→ **THE EXERCISE**:
Check each line of the material below, and copy it if it holds the string "Speed".

>> Start GIVEN RECORDS

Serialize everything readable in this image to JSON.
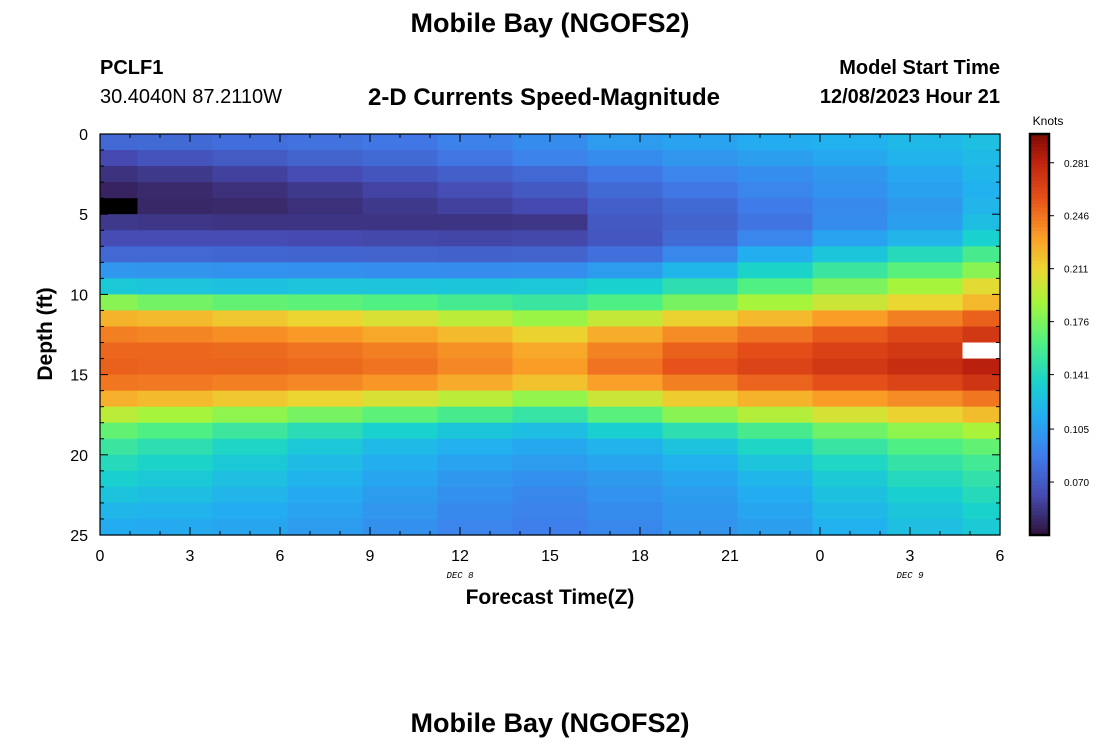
{
  "header": {
    "title": "Mobile Bay (NGOFS2)",
    "station": "PCLF1",
    "coords": "30.4040N  87.2110W",
    "variable": "2-D Currents Speed-Magnitude",
    "start_label": "Model Start Time",
    "start_value": "12/08/2023 Hour 21"
  },
  "footer": {
    "title": "Mobile Bay (NGOFS2)"
  },
  "chart_data": {
    "type": "heatmap",
    "title": "2-D Currents Speed-Magnitude",
    "xlabel": "Forecast Time(Z)",
    "ylabel": "Depth (ft)",
    "x_tick_labels": [
      "0",
      "3",
      "6",
      "9",
      "12",
      "15",
      "18",
      "21",
      "0",
      "3",
      "6"
    ],
    "date_labels": [
      {
        "text": "DEC 8",
        "at_hour": 12
      },
      {
        "text": "DEC 9",
        "at_hour": 27
      }
    ],
    "xlim": [
      0,
      30
    ],
    "ylim": [
      0,
      25
    ],
    "y_inverted": true,
    "y_tick_labels": [
      "0",
      "5",
      "10",
      "15",
      "20",
      "25"
    ],
    "colorbar": {
      "label": "Knots",
      "range": [
        0.035,
        0.3
      ],
      "ticks": [
        "0.281",
        "0.246",
        "0.211",
        "0.176",
        "0.141",
        "0.105",
        "0.070"
      ],
      "colormap": "turbo"
    },
    "x_columns_hours": [
      0,
      2.5,
      5,
      7.5,
      10,
      12.5,
      15,
      17.5,
      20,
      22.5,
      25,
      27.5,
      30
    ],
    "y_rows_ft": [
      0.5,
      1.5,
      2.5,
      3.5,
      4.5,
      5.5,
      6.5,
      7.5,
      8.5,
      9.5,
      10.5,
      11.5,
      12.5,
      13.5,
      14.5,
      15.5,
      16.5,
      17.5,
      18.5,
      19.5,
      20.5,
      21.5,
      22.5,
      23.5,
      24.5
    ],
    "values_knots": [
      [
        0.077,
        0.078,
        0.08,
        0.082,
        0.085,
        0.09,
        0.096,
        0.104,
        0.108,
        0.113,
        0.116,
        0.12,
        0.124
      ],
      [
        0.061,
        0.066,
        0.07,
        0.074,
        0.078,
        0.084,
        0.091,
        0.096,
        0.101,
        0.106,
        0.111,
        0.117,
        0.121
      ],
      [
        0.05,
        0.053,
        0.057,
        0.062,
        0.067,
        0.072,
        0.077,
        0.085,
        0.092,
        0.097,
        0.102,
        0.11,
        0.119
      ],
      [
        0.043,
        0.046,
        0.049,
        0.053,
        0.058,
        0.063,
        0.069,
        0.078,
        0.085,
        0.093,
        0.099,
        0.107,
        0.116
      ],
      [
        null,
        0.045,
        0.046,
        0.049,
        0.053,
        0.057,
        0.061,
        0.072,
        0.078,
        0.087,
        0.095,
        0.103,
        0.118
      ],
      [
        0.053,
        0.052,
        0.051,
        0.051,
        0.051,
        0.051,
        0.052,
        0.069,
        0.074,
        0.083,
        0.096,
        0.106,
        0.123
      ],
      [
        0.062,
        0.062,
        0.062,
        0.061,
        0.06,
        0.059,
        0.06,
        0.068,
        0.078,
        0.093,
        0.108,
        0.118,
        0.135
      ],
      [
        0.077,
        0.077,
        0.076,
        0.075,
        0.074,
        0.073,
        0.074,
        0.081,
        0.094,
        0.114,
        0.128,
        0.142,
        0.158
      ],
      [
        0.101,
        0.1,
        0.099,
        0.098,
        0.097,
        0.096,
        0.097,
        0.104,
        0.119,
        0.137,
        0.152,
        0.165,
        0.18
      ],
      [
        0.13,
        0.127,
        0.125,
        0.127,
        0.127,
        0.128,
        0.129,
        0.135,
        0.146,
        0.162,
        0.176,
        0.189,
        0.207
      ],
      [
        0.18,
        0.173,
        0.168,
        0.166,
        0.162,
        0.157,
        0.152,
        0.161,
        0.175,
        0.189,
        0.2,
        0.21,
        0.222
      ],
      [
        0.224,
        0.221,
        0.216,
        0.211,
        0.204,
        0.195,
        0.185,
        0.198,
        0.212,
        0.222,
        0.232,
        0.242,
        0.252
      ],
      [
        0.242,
        0.24,
        0.237,
        0.233,
        0.228,
        0.221,
        0.212,
        0.226,
        0.238,
        0.246,
        0.254,
        0.262,
        0.27
      ],
      [
        0.25,
        0.25,
        0.249,
        0.246,
        0.242,
        0.236,
        0.228,
        0.241,
        0.252,
        0.259,
        0.265,
        0.27,
        null
      ],
      [
        0.252,
        0.251,
        0.251,
        0.249,
        0.246,
        0.239,
        0.232,
        0.246,
        0.257,
        0.264,
        0.27,
        0.276,
        0.283
      ],
      [
        0.245,
        0.244,
        0.242,
        0.239,
        0.234,
        0.227,
        0.218,
        0.231,
        0.242,
        0.251,
        0.258,
        0.264,
        0.272
      ],
      [
        0.225,
        0.221,
        0.216,
        0.211,
        0.204,
        0.195,
        0.183,
        0.2,
        0.214,
        0.224,
        0.232,
        0.238,
        0.245
      ],
      [
        0.195,
        0.189,
        0.182,
        0.174,
        0.166,
        0.158,
        0.15,
        0.165,
        0.18,
        0.193,
        0.203,
        0.212,
        0.22
      ],
      [
        0.168,
        0.161,
        0.153,
        0.144,
        0.135,
        0.128,
        0.123,
        0.134,
        0.146,
        0.158,
        0.172,
        0.182,
        0.19
      ],
      [
        0.152,
        0.146,
        0.138,
        0.129,
        0.121,
        0.115,
        0.111,
        0.117,
        0.126,
        0.138,
        0.151,
        0.161,
        0.168
      ],
      [
        0.142,
        0.137,
        0.13,
        0.122,
        0.114,
        0.108,
        0.104,
        0.109,
        0.116,
        0.127,
        0.139,
        0.149,
        0.156
      ],
      [
        0.134,
        0.13,
        0.124,
        0.117,
        0.109,
        0.102,
        0.098,
        0.103,
        0.109,
        0.119,
        0.131,
        0.141,
        0.148
      ],
      [
        0.126,
        0.123,
        0.118,
        0.112,
        0.105,
        0.098,
        0.094,
        0.099,
        0.105,
        0.113,
        0.125,
        0.134,
        0.142
      ],
      [
        0.119,
        0.117,
        0.113,
        0.108,
        0.101,
        0.095,
        0.091,
        0.096,
        0.102,
        0.109,
        0.12,
        0.128,
        0.136
      ],
      [
        0.113,
        0.112,
        0.109,
        0.104,
        0.098,
        0.092,
        0.089,
        0.094,
        0.1,
        0.106,
        0.116,
        0.124,
        0.131
      ]
    ],
    "null_cell_note_colors": {
      "low_missing": "#000000",
      "high_missing": "#ffffff"
    },
    "grid": false
  }
}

>> End GIVEN RECORDS

→ **CORRECT ANSWER**:
    "variable": "2-D Currents Speed-Magnitude",
    "title": "2-D Currents Speed-Magnitude",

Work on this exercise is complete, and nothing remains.